(Entries from a visual dataset)

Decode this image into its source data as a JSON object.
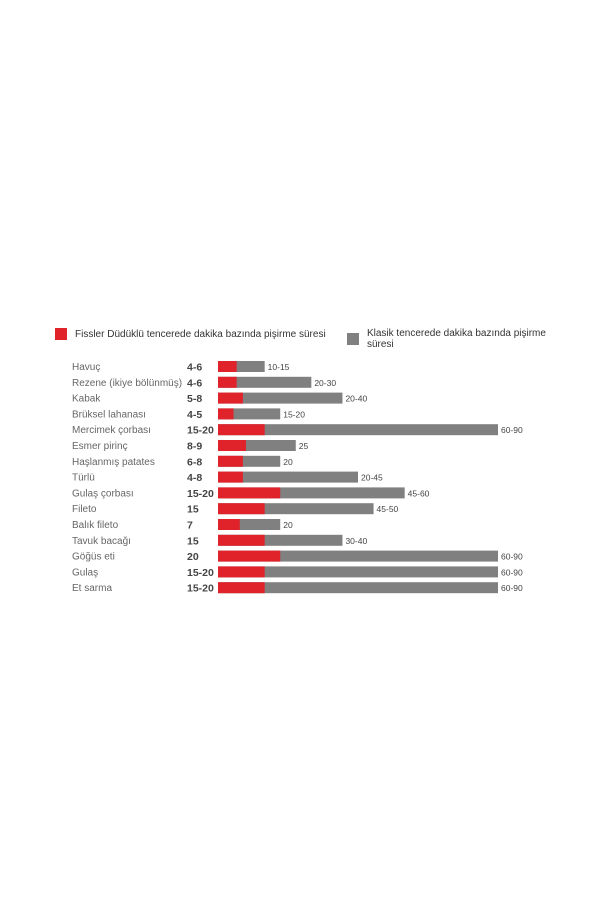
{
  "legend": {
    "pressure_label": "Fissler Düdüklü tencerede dakika bazında pişirme süresi",
    "classic_label": "Klasik tencerede dakika bazında pişirme süresi"
  },
  "colors": {
    "pressure": "#e0222b",
    "classic": "#808080",
    "category_text": "#666666",
    "value_text": "#444444"
  },
  "chart_data": {
    "type": "bar",
    "orientation": "horizontal",
    "unit": "minutes",
    "xlim": [
      0,
      90
    ],
    "grid": false,
    "legend_position": "top",
    "categories": [
      "Havuç",
      "Rezene (ikiye bölünmüş)",
      "Kabak",
      "Brüksel lahanası",
      "Mercimek çorbası",
      "Esmer pirinç",
      "Haşlanmış patates",
      "Türlü",
      "Gulaş çorbası",
      "Fileto",
      "Balık fileto",
      "Tavuk bacağı",
      "Göğüs eti",
      "Gulaş",
      "Et sarma"
    ],
    "series": [
      {
        "name": "Fissler Düdüklü tencerede dakika bazında pişirme süresi",
        "labels": [
          "4-6",
          "4-6",
          "5-8",
          "4-5",
          "15-20",
          "8-9",
          "6-8",
          "4-8",
          "15-20",
          "15",
          "7",
          "15",
          "20",
          "15-20",
          "15-20"
        ],
        "values": [
          6,
          6,
          8,
          5,
          15,
          9,
          8,
          8,
          20,
          15,
          7,
          15,
          20,
          15,
          15
        ]
      },
      {
        "name": "Klasik tencerede dakika bazında pişirme süresi",
        "labels": [
          "10-15",
          "20-30",
          "20-40",
          "15-20",
          "60-90",
          "25",
          "20",
          "20-45",
          "45-60",
          "45-50",
          "20",
          "30-40",
          "60-90",
          "60-90",
          "60-90"
        ],
        "values": [
          15,
          30,
          40,
          20,
          90,
          25,
          20,
          45,
          60,
          50,
          20,
          40,
          90,
          90,
          90
        ]
      }
    ]
  }
}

Task.
From the entries above, copy every line where the word "pişirme" shows up.

Solution to this task.
    "pressure_label": "Fissler Düdüklü tencerede dakika bazında pişirme süresi",
    "classic_label": "Klasik tencerede dakika bazında pişirme süresi"
        "name": "Fissler Düdüklü tencerede dakika bazında pişirme süresi",
        "name": "Klasik tencerede dakika bazında pişirme süresi",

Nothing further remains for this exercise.